> **Given data**:
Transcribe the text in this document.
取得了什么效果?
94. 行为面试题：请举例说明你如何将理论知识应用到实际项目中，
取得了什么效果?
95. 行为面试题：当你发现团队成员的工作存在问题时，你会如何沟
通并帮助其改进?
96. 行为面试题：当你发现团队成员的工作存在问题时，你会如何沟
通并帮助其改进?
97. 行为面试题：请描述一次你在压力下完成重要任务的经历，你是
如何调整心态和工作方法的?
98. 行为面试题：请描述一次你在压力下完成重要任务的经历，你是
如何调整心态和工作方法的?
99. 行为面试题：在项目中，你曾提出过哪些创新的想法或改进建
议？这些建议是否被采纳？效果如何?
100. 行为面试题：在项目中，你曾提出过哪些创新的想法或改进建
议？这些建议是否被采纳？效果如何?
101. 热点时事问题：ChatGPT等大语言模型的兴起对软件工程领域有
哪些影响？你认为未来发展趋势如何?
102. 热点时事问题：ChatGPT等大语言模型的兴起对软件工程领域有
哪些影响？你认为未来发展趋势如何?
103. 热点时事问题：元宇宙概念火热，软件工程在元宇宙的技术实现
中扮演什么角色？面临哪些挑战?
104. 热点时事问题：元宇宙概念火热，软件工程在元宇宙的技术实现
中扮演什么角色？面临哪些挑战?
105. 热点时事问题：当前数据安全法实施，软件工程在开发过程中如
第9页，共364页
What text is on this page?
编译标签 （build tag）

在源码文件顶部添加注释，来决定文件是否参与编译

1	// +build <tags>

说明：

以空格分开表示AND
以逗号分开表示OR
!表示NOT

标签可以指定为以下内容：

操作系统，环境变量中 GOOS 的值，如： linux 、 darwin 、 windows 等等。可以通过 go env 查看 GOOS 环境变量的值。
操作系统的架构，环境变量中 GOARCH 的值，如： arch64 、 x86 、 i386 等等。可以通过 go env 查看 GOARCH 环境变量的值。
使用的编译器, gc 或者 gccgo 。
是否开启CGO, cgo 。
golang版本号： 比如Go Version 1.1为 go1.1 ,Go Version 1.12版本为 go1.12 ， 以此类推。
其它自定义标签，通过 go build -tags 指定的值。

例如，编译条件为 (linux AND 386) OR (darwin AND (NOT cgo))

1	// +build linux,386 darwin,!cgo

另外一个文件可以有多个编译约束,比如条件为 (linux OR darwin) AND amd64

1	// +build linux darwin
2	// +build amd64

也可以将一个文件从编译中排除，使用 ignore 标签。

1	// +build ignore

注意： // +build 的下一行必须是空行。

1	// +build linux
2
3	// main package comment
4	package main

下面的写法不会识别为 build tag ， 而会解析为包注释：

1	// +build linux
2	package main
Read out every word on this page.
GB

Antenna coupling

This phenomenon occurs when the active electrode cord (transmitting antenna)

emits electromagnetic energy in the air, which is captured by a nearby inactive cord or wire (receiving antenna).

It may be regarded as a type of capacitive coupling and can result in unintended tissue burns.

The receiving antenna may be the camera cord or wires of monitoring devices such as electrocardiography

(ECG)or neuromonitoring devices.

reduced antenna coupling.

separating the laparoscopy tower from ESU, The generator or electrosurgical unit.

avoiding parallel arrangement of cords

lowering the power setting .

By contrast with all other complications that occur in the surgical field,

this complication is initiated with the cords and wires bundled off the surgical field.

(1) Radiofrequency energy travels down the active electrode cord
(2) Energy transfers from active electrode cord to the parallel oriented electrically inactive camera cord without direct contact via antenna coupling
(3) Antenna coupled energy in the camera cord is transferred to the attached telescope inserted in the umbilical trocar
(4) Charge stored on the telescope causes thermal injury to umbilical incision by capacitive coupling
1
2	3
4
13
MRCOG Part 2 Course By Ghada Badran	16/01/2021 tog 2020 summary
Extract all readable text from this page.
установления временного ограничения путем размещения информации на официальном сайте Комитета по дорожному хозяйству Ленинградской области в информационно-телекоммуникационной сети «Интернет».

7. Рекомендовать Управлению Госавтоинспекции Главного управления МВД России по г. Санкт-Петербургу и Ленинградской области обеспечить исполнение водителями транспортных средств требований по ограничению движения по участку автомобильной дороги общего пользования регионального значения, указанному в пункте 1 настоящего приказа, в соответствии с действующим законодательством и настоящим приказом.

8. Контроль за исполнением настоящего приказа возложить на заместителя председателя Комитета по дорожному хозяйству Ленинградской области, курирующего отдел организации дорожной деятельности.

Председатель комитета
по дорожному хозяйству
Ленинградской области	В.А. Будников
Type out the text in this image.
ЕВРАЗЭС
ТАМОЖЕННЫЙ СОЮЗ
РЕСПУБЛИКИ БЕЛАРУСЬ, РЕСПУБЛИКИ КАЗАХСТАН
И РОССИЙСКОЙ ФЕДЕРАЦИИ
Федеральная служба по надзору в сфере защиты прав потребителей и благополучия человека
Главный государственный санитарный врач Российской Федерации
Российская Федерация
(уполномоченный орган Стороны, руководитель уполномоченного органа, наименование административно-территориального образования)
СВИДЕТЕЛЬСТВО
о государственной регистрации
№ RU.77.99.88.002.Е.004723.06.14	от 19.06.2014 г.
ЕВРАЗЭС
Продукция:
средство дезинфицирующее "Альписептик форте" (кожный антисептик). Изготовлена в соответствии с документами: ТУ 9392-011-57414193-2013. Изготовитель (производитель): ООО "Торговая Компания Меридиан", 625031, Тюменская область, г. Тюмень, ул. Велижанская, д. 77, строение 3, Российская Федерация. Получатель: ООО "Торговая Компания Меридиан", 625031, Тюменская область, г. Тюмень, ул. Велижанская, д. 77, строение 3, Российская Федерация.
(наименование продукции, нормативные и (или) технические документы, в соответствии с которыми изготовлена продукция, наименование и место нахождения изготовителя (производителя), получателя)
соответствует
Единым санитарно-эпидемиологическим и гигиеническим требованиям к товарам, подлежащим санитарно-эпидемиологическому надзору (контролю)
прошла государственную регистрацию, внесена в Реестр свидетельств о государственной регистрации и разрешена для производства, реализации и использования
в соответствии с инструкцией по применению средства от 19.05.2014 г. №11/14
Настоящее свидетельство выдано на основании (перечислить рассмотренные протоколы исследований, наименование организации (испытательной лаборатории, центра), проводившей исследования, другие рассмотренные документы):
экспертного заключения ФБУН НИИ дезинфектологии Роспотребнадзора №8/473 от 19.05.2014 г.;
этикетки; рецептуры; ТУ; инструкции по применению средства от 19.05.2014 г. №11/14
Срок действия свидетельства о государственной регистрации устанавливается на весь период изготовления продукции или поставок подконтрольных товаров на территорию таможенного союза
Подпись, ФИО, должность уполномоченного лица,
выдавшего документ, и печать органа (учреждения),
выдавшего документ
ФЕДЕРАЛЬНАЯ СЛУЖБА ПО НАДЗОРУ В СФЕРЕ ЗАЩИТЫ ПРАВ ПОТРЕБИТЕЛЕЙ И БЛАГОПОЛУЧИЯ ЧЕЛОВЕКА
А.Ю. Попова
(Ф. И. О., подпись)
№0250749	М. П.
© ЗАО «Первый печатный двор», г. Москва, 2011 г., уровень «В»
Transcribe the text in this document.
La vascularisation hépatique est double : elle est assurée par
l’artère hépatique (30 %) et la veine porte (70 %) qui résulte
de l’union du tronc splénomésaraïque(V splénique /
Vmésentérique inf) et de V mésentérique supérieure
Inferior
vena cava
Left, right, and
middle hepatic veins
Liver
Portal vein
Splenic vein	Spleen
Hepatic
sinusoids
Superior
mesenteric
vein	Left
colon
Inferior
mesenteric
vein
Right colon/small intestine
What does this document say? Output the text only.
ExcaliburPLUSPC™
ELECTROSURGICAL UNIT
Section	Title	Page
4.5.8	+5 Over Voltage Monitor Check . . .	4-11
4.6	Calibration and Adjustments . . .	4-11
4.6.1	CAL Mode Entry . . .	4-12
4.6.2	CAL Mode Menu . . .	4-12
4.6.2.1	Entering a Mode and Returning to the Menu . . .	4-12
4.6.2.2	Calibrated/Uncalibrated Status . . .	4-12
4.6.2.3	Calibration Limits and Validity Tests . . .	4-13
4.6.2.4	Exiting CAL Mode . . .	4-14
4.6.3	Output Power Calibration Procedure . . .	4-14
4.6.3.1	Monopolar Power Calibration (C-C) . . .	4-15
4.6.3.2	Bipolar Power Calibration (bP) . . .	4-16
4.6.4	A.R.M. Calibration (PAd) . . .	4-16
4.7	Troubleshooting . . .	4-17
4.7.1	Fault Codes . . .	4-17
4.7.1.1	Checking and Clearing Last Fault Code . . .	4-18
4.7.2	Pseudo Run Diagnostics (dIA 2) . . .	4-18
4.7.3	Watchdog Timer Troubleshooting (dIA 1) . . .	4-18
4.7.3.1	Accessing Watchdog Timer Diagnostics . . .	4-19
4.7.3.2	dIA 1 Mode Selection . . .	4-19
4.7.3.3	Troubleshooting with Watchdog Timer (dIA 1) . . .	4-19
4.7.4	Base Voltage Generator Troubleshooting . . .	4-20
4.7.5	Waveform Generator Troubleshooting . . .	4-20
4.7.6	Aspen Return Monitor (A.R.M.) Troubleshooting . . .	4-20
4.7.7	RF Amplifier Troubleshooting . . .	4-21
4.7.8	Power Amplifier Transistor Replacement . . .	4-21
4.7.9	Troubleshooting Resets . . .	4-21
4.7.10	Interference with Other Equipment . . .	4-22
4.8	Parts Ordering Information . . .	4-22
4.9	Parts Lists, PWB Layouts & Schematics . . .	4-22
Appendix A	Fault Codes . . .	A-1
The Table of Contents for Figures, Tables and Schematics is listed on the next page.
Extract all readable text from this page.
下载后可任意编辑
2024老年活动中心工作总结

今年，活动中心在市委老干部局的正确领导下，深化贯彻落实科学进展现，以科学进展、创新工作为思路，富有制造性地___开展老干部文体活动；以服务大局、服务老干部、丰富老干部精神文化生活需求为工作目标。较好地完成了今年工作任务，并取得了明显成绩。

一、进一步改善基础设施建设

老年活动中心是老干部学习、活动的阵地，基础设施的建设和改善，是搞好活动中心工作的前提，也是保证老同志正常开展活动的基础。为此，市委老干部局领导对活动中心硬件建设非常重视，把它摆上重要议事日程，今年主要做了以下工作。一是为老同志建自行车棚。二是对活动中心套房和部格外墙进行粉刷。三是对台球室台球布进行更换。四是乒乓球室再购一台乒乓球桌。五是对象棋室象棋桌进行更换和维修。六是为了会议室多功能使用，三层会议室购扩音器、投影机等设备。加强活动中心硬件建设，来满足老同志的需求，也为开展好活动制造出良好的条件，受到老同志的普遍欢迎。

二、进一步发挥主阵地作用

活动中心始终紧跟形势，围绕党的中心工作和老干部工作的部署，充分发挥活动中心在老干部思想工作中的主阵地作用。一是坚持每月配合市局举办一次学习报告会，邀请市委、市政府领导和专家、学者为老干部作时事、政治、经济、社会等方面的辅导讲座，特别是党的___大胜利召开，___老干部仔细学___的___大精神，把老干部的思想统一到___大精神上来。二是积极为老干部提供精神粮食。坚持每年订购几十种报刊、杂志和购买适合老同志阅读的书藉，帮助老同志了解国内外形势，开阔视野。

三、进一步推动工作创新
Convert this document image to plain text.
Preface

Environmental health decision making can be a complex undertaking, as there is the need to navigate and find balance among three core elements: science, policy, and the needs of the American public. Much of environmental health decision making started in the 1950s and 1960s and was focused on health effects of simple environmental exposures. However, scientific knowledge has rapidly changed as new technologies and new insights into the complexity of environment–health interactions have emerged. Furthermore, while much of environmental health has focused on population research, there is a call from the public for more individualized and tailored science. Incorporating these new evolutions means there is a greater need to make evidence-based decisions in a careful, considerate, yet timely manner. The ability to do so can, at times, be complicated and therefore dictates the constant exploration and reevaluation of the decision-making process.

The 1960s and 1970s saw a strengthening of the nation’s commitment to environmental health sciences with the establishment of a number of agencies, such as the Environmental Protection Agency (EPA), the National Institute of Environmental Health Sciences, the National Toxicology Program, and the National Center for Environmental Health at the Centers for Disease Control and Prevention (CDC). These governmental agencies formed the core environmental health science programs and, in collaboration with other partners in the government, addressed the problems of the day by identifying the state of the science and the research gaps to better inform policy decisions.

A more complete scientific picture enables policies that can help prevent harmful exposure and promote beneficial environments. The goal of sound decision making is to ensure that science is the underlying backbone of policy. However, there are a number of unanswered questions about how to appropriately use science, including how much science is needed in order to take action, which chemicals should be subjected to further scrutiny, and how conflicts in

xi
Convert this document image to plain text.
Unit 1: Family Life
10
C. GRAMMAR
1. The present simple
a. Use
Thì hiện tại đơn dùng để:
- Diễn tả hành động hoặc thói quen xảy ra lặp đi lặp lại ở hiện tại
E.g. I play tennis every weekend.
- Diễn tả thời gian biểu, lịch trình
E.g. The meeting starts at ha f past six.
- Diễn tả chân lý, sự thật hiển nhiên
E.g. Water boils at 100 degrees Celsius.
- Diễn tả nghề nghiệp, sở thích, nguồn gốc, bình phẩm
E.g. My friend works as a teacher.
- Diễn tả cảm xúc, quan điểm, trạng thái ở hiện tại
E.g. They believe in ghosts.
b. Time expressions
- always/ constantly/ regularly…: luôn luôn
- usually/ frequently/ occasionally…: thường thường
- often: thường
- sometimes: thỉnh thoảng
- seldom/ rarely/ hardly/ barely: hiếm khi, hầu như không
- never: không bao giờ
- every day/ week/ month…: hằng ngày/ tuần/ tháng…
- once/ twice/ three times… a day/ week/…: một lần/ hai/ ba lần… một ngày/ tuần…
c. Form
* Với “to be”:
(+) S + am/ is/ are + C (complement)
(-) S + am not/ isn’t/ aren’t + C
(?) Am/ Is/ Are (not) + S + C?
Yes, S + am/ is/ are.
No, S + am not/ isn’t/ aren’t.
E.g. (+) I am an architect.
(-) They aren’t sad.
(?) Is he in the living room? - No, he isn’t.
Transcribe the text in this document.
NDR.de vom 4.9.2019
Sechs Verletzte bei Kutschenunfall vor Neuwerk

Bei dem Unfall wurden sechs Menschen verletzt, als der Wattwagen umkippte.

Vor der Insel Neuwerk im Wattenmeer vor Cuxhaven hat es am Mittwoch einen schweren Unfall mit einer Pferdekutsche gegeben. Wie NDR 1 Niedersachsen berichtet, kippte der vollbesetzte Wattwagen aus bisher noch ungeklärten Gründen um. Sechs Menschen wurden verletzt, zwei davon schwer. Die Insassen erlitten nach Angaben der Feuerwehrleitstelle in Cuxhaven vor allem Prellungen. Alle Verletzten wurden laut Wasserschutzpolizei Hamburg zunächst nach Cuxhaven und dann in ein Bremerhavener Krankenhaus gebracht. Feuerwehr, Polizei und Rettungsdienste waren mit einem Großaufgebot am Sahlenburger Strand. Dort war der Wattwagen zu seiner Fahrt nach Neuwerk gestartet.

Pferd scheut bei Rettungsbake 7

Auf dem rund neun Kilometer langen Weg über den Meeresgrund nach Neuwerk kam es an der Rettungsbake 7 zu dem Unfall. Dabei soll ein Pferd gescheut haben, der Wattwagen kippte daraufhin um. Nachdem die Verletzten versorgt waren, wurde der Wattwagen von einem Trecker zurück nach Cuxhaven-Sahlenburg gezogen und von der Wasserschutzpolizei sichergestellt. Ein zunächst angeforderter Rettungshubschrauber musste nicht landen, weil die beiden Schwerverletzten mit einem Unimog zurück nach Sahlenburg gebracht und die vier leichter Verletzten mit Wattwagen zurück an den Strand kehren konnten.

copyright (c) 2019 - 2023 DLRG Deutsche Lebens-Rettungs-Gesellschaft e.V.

> **What needs to be done**: Each line of the data that includes the word "你会如何沟" counts once; report the total and nothing more.

> **Result**: 2